Listing:
----------------------------------------

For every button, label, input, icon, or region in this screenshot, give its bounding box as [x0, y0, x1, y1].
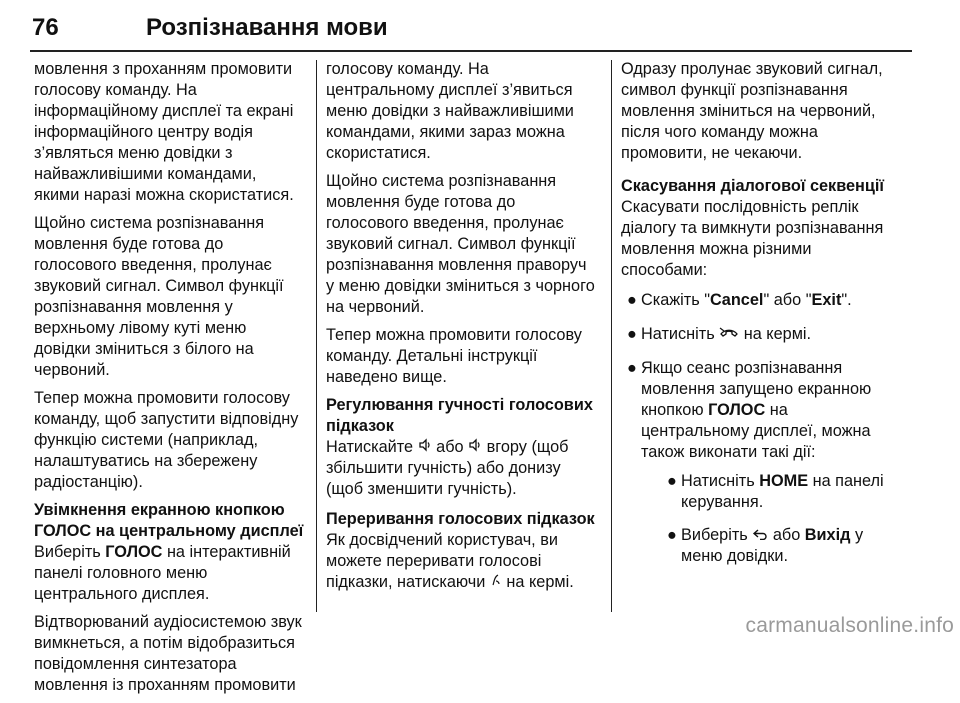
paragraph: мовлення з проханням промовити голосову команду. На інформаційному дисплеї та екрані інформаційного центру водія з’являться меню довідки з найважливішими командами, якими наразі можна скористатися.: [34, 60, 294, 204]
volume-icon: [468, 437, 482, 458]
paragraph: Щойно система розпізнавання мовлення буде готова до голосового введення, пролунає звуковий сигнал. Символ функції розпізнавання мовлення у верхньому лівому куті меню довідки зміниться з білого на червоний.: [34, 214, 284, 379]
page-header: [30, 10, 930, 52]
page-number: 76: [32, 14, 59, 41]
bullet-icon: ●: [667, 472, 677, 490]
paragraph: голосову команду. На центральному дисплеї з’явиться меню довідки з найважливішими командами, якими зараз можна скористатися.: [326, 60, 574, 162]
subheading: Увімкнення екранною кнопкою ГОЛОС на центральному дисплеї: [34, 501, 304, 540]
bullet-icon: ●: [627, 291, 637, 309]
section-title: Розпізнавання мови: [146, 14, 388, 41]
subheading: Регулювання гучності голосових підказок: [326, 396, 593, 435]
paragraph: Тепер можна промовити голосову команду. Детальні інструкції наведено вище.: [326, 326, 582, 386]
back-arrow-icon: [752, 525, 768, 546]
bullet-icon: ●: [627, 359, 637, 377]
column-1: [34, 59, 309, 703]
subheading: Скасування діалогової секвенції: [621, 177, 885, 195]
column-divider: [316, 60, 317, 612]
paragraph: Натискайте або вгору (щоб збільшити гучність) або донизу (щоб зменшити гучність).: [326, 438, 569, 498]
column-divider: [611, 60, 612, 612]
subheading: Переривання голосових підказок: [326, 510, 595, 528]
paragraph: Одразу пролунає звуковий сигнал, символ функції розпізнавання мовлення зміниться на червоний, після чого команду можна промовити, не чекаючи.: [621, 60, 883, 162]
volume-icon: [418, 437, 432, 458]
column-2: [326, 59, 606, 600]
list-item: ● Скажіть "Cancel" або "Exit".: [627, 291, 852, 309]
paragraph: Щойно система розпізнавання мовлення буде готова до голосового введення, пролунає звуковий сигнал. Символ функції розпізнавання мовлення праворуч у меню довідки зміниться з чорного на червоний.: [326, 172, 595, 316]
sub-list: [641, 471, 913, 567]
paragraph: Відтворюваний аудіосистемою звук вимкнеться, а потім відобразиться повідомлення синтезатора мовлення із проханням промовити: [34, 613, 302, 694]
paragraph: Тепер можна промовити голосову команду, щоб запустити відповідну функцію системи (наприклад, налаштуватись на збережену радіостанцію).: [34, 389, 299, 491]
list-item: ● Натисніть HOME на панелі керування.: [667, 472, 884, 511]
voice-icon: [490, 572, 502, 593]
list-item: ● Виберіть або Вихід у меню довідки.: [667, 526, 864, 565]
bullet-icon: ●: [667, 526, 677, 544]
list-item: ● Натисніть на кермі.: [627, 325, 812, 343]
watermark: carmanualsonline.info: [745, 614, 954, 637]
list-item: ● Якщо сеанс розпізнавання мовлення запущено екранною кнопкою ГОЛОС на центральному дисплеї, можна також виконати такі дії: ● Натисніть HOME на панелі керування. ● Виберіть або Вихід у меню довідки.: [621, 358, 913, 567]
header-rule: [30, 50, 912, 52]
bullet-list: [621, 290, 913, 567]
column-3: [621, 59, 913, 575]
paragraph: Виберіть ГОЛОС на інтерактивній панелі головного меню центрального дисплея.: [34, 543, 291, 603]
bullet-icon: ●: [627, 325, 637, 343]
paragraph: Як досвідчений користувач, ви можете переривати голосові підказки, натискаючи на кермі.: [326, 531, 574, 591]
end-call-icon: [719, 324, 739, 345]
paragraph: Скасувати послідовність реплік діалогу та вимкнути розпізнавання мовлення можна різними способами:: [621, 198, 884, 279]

----------------------------------------

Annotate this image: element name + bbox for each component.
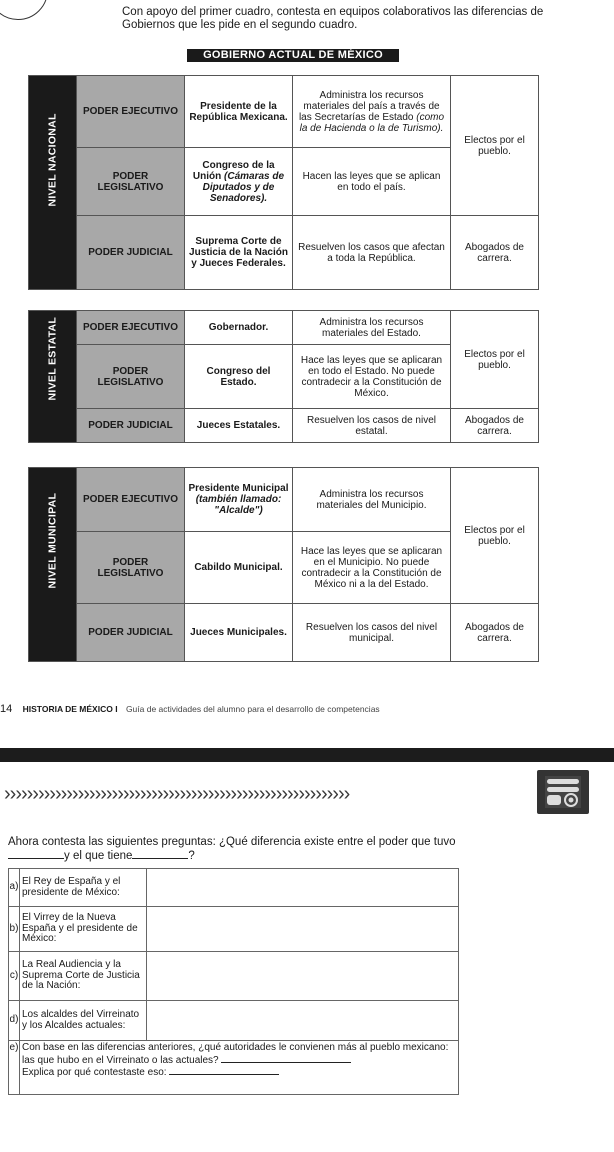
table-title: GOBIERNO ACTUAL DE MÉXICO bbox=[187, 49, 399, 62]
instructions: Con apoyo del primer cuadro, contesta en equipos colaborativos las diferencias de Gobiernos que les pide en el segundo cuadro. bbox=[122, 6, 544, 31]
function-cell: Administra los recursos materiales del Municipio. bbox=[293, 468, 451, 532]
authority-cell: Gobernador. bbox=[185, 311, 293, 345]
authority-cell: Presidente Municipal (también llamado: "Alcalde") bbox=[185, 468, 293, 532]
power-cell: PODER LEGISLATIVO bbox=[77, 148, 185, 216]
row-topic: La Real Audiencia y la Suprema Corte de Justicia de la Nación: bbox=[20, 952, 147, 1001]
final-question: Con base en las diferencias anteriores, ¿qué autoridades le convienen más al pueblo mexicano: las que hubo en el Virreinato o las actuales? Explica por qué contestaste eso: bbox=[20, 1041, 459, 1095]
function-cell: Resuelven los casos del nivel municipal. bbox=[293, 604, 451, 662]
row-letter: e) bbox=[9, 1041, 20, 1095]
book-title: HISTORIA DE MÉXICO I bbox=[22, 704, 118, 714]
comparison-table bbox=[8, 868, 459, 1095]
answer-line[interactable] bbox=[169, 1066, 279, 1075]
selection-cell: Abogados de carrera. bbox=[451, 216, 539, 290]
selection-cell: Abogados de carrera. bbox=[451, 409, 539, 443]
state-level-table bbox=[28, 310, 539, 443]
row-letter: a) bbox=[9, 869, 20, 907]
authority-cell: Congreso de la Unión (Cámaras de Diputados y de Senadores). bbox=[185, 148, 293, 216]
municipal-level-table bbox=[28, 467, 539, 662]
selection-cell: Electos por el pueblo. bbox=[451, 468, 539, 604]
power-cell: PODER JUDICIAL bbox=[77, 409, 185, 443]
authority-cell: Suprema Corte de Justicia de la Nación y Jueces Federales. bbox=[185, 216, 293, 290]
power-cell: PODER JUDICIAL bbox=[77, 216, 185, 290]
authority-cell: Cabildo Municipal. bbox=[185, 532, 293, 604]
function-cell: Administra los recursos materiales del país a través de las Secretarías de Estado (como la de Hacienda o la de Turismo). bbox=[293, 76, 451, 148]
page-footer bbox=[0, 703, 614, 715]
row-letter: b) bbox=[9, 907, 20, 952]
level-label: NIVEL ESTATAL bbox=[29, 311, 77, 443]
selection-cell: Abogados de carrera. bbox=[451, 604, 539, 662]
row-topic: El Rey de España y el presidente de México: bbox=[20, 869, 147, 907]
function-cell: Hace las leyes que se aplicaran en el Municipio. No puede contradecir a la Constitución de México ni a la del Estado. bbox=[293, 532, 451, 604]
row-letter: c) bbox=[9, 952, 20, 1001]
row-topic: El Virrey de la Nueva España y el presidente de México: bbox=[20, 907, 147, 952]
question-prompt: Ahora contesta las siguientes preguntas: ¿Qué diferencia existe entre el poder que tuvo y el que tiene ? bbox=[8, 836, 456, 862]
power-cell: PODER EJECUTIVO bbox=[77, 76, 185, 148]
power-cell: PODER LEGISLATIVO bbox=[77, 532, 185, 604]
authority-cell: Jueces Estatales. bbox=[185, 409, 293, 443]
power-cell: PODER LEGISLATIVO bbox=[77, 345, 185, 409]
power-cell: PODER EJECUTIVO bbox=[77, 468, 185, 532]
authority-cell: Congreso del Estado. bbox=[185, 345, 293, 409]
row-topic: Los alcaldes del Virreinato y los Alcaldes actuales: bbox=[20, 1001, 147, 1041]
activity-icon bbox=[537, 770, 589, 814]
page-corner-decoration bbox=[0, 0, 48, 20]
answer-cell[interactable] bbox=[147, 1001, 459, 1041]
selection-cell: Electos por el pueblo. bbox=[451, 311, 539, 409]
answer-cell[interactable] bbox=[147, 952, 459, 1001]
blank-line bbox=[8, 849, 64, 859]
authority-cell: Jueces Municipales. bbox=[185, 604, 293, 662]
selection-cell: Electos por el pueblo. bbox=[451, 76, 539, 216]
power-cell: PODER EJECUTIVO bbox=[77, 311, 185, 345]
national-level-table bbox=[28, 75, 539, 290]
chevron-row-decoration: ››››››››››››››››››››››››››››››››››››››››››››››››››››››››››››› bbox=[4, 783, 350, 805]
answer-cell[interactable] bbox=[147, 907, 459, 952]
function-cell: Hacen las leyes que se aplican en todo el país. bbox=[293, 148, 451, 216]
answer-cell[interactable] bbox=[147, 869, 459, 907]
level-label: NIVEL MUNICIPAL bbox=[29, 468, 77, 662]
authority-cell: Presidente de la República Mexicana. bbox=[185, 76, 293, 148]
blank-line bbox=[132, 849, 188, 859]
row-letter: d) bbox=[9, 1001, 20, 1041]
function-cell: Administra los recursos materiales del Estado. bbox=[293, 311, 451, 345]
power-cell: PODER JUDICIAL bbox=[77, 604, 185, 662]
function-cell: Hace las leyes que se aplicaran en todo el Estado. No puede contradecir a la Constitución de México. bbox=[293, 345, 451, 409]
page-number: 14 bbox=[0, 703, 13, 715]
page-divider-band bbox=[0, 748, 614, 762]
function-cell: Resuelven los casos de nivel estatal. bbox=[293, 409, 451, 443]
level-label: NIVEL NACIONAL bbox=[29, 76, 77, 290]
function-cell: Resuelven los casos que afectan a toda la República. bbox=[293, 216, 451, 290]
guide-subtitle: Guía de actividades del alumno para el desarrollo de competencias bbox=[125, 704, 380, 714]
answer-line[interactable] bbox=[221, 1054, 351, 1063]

----------------------------------------

To be done:
Copy out word for word the material from the line containing "table-title: GOBIERNO ACTUAL" through the line containing "row-topic: La Real", including both of those lines.

Written answer:
table-title: GOBIERNO ACTUAL DE MÉXICO bbox=[187, 49, 399, 62]
instructions: Con apoyo del primer cuadro, contesta en equipos colaborativos las diferencias de Gobiernos que les pide en el segundo cuadro. bbox=[122, 6, 544, 31]
function-cell: Administra los recursos materiales del Municipio. bbox=[293, 468, 451, 532]
authority-cell: Gobernador. bbox=[185, 311, 293, 345]
authority-cell: Presidente Municipal (también llamado: "Alcalde") bbox=[185, 468, 293, 532]
power-cell: PODER LEGISLATIVO bbox=[77, 148, 185, 216]
row-topic: La Real Audiencia y la Suprema Corte de Justicia de la Nación: bbox=[20, 952, 147, 1001]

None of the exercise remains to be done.